**GOAL OF THE EXERCISE**
Take every line from the listing below that includes "Joint" and copy it.

**ENTRIES SHOWN**
::::

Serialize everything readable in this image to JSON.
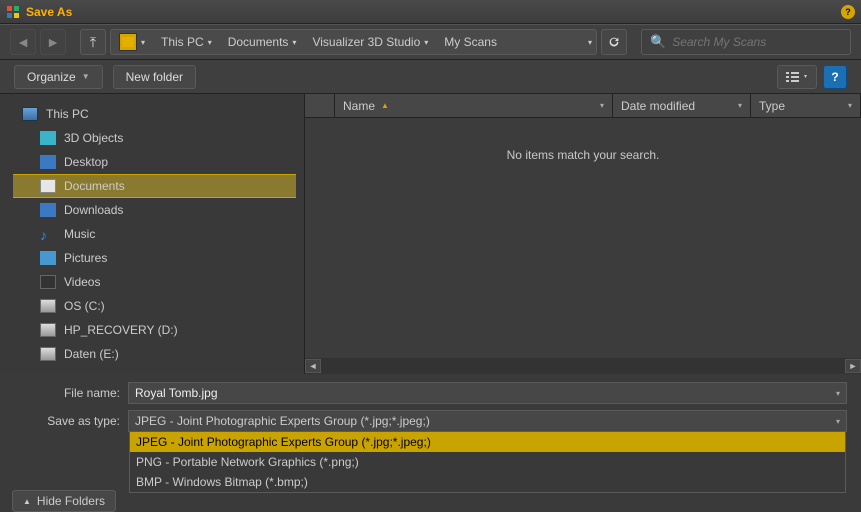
{
  "window": {
    "title": "Save As"
  },
  "nav": {
    "breadcrumbs": [
      "This PC",
      "Documents",
      "Visualizer 3D Studio",
      "My Scans"
    ]
  },
  "search": {
    "placeholder": "Search My Scans"
  },
  "toolbar": {
    "organize": "Organize",
    "new_folder": "New folder"
  },
  "sidebar": {
    "root": "This PC",
    "items": [
      {
        "label": "3D Objects",
        "icon": "ico-3d"
      },
      {
        "label": "Desktop",
        "icon": "ico-desk"
      },
      {
        "label": "Documents",
        "icon": "ico-doc",
        "selected": true
      },
      {
        "label": "Downloads",
        "icon": "ico-dl"
      },
      {
        "label": "Music",
        "icon": "ico-music",
        "glyph": "♪"
      },
      {
        "label": "Pictures",
        "icon": "ico-pic"
      },
      {
        "label": "Videos",
        "icon": "ico-vid"
      },
      {
        "label": "OS (C:)",
        "icon": "ico-drive"
      },
      {
        "label": "HP_RECOVERY (D:)",
        "icon": "ico-drive"
      },
      {
        "label": "Daten (E:)",
        "icon": "ico-drive"
      }
    ]
  },
  "columns": {
    "name": "Name",
    "date_modified": "Date modified",
    "type": "Type"
  },
  "list": {
    "empty_message": "No items match your search."
  },
  "form": {
    "file_name_label": "File name:",
    "file_name_value": "Royal Tomb.jpg",
    "save_type_label": "Save as type:",
    "save_type_value": "JPEG - Joint Photographic Experts Group (*.jpg;*.jpeg;)",
    "type_options": [
      "JPEG - Joint Photographic Experts Group (*.jpg;*.jpeg;)",
      "PNG - Portable Network Graphics (*.png;)",
      "BMP - Windows Bitmap (*.bmp;)"
    ]
  },
  "footer": {
    "hide_folders": "Hide Folders"
  }
}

::::

**OUTPUT OF THE TASK**
    "save_type_value": "JPEG - Joint Photographic Experts Group (*.jpg;*.jpeg;)",
      "JPEG - Joint Photographic Experts Group (*.jpg;*.jpeg;)",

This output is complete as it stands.